----- Record set -----
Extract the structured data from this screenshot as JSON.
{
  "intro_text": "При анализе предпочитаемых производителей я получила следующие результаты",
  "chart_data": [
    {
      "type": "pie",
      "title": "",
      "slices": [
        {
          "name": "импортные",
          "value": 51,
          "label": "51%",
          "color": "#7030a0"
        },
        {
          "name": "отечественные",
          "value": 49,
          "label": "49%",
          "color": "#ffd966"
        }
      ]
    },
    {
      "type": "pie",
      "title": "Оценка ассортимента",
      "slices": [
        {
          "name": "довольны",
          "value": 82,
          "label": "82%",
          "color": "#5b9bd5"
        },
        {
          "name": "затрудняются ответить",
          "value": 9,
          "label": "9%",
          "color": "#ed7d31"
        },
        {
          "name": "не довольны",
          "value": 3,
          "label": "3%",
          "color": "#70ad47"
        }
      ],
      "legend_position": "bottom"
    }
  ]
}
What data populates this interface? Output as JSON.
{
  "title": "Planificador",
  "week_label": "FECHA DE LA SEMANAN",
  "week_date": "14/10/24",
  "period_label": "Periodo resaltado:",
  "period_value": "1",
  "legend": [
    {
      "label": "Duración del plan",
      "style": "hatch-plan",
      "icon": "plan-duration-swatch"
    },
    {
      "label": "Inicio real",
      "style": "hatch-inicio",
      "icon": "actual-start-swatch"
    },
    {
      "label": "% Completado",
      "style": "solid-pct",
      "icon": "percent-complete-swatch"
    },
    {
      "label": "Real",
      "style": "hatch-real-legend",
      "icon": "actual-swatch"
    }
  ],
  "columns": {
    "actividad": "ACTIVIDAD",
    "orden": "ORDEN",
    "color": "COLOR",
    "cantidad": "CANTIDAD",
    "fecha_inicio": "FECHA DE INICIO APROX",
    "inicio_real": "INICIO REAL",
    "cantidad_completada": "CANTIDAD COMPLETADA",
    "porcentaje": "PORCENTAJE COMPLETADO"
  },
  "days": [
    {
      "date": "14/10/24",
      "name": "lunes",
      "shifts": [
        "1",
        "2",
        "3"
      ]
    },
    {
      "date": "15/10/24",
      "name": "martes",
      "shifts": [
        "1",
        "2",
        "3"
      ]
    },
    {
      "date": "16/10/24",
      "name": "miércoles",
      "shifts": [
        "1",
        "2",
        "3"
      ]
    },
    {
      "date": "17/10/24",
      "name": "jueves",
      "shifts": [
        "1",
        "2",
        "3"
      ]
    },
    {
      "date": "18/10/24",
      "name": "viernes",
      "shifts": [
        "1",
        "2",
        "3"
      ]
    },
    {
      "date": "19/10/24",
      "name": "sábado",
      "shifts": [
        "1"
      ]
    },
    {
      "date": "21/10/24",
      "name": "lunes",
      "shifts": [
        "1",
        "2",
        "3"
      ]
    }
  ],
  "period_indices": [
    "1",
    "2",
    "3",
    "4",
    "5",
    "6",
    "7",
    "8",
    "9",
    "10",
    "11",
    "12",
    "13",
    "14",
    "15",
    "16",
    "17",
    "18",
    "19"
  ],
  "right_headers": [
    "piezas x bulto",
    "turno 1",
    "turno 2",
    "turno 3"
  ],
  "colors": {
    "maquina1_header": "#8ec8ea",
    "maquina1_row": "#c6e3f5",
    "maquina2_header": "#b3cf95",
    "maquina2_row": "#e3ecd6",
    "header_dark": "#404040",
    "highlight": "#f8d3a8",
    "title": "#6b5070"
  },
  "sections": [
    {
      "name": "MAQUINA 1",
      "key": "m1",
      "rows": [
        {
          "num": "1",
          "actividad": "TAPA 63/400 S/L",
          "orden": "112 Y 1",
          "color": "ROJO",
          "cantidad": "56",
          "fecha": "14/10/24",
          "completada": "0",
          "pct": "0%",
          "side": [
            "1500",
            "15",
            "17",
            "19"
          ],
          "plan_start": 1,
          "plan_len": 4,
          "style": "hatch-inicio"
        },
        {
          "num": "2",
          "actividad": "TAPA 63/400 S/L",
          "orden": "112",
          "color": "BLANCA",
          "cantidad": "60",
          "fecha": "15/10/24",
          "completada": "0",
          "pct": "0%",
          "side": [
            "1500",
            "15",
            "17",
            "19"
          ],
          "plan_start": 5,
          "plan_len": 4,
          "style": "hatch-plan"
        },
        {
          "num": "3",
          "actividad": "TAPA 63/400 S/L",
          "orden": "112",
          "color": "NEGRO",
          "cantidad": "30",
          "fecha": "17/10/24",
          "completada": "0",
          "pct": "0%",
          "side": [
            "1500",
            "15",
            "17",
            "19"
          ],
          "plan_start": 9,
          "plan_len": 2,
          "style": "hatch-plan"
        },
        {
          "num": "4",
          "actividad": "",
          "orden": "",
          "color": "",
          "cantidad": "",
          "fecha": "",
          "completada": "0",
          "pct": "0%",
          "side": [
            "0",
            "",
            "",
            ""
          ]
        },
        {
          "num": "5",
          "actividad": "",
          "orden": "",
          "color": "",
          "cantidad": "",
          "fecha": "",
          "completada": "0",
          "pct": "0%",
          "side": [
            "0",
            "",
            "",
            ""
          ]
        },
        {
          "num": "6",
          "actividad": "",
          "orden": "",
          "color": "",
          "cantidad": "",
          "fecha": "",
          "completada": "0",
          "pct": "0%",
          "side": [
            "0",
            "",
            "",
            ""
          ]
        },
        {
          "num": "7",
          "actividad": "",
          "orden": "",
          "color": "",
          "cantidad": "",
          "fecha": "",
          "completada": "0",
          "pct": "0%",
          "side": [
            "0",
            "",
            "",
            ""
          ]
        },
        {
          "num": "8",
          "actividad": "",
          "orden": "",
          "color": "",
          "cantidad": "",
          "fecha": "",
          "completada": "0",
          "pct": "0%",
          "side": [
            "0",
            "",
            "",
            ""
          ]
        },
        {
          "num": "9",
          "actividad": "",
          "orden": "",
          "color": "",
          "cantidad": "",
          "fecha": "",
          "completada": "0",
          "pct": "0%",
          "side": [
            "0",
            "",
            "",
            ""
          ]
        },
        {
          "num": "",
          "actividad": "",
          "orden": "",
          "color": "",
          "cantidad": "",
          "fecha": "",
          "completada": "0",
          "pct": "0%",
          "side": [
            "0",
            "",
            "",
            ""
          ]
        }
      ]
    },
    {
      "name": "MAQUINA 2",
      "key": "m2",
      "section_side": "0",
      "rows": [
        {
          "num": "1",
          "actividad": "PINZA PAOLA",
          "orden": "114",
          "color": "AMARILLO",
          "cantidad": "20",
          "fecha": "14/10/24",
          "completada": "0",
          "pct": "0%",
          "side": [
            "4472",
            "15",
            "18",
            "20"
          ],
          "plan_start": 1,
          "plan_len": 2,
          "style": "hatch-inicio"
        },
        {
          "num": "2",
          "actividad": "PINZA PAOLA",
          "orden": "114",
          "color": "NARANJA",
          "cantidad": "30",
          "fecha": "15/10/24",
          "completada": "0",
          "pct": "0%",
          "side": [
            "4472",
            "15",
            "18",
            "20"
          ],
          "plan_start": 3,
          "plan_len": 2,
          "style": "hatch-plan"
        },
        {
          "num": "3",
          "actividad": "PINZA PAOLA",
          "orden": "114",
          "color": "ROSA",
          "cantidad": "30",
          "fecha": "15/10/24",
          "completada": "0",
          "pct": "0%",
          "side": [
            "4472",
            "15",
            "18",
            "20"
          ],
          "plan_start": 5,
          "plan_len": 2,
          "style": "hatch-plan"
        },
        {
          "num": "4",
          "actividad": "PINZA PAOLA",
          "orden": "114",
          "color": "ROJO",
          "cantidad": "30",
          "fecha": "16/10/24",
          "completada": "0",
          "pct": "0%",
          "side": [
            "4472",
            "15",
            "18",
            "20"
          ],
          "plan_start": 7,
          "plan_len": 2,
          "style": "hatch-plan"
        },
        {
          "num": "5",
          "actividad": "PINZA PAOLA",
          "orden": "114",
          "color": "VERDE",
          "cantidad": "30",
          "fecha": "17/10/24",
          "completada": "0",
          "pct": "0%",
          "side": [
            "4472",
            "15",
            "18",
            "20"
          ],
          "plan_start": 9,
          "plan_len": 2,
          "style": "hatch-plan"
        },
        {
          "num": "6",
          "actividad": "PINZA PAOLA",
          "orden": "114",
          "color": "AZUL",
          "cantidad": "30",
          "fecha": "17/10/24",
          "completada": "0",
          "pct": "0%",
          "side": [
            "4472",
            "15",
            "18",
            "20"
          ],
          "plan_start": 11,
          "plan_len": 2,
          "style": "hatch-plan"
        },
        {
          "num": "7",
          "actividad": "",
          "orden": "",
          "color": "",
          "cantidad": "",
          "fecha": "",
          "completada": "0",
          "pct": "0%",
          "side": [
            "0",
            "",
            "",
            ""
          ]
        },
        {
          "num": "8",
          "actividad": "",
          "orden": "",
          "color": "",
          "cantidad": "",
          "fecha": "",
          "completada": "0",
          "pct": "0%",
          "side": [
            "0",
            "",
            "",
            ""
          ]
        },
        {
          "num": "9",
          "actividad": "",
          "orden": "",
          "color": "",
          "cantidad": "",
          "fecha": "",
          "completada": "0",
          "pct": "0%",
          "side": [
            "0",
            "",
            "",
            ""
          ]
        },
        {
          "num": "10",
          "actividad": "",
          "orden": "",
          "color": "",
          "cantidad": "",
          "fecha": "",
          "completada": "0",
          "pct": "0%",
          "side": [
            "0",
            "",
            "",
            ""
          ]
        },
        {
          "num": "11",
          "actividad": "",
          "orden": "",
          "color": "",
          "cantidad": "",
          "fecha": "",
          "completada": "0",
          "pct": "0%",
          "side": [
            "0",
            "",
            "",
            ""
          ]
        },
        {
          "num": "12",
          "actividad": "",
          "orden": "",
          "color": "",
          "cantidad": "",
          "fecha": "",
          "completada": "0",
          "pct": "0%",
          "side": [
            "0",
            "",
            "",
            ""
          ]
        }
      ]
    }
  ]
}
-----
■ What you have to do
Read the data above. Pull out each line in which the string "title" appears.

■ Output for this task
      "title": "",
      "title": "Оценка ассортимента",
  "title": "Planificador",
    "title": "#6b5070"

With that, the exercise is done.